RECORDS FOR PROCESSING.

........

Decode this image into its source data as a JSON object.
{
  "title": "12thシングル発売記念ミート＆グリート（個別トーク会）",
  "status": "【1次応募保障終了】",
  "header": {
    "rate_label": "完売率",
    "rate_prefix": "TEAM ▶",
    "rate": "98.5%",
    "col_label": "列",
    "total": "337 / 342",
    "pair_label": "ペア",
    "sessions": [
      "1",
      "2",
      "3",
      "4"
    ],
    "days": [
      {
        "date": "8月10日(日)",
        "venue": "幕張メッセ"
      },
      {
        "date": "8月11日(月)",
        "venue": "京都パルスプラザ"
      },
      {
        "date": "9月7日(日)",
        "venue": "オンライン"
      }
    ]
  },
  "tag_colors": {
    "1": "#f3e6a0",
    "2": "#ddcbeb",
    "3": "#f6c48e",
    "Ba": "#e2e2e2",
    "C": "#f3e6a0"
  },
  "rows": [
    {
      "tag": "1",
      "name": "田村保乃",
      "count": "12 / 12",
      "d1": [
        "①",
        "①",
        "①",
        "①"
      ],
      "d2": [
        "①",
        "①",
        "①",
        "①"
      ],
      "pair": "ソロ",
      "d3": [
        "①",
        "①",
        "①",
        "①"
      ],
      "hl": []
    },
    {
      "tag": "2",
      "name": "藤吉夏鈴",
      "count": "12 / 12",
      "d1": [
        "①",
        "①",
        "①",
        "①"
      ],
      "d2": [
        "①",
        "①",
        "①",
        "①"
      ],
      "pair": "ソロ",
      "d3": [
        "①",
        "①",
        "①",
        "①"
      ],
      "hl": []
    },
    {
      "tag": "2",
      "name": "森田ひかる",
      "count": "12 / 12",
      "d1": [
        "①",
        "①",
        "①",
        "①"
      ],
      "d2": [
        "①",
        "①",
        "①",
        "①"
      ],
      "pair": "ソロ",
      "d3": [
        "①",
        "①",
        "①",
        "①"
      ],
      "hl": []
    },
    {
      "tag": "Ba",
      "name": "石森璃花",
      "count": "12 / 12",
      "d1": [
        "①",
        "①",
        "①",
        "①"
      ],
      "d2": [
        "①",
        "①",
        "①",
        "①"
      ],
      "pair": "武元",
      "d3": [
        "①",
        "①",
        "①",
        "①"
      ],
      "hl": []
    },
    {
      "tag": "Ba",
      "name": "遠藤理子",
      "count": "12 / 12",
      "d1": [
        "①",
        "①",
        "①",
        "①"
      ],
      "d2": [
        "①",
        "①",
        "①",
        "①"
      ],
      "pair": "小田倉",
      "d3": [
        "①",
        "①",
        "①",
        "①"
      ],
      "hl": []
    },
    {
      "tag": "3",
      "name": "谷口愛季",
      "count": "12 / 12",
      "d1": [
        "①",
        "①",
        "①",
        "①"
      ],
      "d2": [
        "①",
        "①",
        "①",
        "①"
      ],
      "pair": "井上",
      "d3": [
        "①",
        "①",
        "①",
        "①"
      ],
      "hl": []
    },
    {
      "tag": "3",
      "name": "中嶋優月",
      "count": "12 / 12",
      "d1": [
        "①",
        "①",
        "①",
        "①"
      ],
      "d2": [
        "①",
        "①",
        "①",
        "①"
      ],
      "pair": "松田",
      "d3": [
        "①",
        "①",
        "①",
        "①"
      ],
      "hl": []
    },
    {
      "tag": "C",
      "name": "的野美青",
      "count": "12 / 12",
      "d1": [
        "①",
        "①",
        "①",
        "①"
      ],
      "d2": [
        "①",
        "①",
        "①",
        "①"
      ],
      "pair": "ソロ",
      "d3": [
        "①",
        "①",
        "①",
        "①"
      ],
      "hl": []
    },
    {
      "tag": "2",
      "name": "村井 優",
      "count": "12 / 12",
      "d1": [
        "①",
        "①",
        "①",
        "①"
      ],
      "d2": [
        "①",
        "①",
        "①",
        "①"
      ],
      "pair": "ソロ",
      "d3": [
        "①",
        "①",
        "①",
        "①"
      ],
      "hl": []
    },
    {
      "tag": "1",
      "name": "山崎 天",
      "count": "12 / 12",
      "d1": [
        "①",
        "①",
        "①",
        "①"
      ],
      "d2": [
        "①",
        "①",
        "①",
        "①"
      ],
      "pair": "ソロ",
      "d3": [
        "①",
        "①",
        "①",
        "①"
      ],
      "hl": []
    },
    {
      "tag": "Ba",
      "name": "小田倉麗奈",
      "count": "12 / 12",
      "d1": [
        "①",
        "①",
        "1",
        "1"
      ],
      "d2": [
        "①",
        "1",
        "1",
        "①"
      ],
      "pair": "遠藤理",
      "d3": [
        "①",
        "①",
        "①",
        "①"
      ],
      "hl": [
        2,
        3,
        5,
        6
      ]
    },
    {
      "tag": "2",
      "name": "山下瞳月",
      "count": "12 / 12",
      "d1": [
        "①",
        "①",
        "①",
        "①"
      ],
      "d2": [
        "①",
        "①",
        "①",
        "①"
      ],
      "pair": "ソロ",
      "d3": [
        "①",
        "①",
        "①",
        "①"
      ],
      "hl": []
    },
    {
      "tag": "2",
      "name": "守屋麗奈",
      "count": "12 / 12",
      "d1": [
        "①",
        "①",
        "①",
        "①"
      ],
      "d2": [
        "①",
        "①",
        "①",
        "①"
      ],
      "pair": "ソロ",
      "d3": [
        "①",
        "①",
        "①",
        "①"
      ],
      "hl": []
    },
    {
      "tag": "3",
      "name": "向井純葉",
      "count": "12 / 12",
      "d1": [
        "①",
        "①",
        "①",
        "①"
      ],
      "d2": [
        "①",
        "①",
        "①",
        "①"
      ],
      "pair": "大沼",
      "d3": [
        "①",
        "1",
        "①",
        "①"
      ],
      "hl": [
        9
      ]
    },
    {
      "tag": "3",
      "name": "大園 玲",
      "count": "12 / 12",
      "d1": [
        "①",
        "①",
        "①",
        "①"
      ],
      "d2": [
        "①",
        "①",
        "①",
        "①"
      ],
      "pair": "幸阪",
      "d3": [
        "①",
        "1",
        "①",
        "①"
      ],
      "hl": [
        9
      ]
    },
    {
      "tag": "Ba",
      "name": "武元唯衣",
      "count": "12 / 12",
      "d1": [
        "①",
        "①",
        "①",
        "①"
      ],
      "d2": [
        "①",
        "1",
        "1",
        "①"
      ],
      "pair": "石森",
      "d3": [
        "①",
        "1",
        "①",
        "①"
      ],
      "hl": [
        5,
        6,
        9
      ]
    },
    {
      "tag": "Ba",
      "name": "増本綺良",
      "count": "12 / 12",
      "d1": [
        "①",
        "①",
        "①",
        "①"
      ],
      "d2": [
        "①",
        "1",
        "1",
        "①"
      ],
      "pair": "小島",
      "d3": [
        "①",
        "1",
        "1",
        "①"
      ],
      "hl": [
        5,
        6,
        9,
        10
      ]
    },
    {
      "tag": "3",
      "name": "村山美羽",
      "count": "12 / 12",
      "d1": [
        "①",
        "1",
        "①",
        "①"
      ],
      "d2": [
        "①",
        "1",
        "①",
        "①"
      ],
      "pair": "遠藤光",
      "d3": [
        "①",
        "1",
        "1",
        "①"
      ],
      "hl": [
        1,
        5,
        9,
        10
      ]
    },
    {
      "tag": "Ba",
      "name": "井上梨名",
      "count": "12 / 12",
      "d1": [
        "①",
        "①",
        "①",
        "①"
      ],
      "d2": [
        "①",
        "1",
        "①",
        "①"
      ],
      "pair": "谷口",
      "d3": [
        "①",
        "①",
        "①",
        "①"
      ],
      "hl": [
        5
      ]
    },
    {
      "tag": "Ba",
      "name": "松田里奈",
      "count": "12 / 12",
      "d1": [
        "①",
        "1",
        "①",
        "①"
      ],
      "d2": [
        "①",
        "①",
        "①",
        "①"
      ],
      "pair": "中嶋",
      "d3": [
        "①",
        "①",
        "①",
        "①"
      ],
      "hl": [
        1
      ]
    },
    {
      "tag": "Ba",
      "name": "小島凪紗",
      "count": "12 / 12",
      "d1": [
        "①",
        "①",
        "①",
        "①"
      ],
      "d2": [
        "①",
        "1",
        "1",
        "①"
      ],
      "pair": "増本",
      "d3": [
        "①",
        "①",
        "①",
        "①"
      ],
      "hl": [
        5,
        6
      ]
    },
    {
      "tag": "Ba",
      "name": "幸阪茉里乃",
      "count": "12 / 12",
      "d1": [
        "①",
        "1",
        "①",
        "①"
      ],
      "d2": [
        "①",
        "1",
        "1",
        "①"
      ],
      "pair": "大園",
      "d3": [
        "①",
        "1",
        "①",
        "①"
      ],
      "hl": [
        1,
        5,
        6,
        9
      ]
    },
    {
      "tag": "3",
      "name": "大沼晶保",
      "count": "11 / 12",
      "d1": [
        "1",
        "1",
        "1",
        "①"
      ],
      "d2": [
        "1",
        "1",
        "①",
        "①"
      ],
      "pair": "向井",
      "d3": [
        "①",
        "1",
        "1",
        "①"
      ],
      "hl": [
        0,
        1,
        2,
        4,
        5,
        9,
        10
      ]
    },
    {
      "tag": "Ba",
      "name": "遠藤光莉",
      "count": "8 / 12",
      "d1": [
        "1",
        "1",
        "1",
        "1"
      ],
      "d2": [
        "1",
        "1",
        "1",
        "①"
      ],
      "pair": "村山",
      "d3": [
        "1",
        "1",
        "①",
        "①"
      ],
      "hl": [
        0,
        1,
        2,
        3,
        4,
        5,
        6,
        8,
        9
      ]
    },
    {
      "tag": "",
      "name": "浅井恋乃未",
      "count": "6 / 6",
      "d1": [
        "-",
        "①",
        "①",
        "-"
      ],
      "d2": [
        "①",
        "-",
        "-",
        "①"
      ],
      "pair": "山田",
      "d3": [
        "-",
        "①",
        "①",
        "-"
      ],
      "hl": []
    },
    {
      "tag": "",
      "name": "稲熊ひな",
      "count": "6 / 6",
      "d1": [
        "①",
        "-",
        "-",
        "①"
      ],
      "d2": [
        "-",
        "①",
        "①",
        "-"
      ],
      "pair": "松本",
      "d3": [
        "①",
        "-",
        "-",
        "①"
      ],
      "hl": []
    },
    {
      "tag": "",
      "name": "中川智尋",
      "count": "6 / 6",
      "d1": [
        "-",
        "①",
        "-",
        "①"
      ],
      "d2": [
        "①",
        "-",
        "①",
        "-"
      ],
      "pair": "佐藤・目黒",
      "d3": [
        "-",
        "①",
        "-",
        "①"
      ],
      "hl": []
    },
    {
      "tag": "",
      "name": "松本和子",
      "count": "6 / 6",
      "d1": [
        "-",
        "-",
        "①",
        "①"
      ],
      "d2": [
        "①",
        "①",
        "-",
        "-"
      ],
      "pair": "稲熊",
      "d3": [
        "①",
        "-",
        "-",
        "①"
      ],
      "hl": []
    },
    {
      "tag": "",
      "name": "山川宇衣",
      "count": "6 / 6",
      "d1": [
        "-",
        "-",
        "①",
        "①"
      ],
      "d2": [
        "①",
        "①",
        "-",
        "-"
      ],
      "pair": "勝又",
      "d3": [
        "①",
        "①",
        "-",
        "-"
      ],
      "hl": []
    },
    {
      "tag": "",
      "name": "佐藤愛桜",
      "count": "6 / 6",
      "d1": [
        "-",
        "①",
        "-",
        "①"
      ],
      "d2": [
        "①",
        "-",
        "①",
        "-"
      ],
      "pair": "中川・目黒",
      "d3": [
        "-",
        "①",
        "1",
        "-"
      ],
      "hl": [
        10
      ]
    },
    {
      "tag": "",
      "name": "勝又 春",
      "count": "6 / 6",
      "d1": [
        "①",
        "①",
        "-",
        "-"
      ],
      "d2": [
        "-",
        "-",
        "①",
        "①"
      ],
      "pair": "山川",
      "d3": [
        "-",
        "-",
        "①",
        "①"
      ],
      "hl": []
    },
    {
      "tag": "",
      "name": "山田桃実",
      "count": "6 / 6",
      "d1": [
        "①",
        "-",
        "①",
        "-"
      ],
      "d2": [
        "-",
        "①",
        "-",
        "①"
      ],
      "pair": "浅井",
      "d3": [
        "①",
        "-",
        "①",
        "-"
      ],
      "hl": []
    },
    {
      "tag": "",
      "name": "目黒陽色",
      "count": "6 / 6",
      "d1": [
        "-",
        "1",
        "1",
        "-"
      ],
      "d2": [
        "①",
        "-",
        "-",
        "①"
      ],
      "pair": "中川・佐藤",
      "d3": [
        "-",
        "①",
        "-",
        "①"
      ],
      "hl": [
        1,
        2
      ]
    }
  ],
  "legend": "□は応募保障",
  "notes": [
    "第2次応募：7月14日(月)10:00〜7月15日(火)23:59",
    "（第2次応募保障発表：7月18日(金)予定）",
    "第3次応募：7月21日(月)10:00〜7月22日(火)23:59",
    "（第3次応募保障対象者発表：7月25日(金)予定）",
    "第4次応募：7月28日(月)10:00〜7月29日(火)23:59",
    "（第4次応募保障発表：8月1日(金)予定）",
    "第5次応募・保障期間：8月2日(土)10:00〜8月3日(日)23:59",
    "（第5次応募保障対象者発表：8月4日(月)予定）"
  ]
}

........

DIRECTIONS. Every line holding "venue" should be copied out.

OUTPUT.
        "venue": "幕張メッセ"
        "venue": "京都パルスプラザ"
        "venue": "オンライン"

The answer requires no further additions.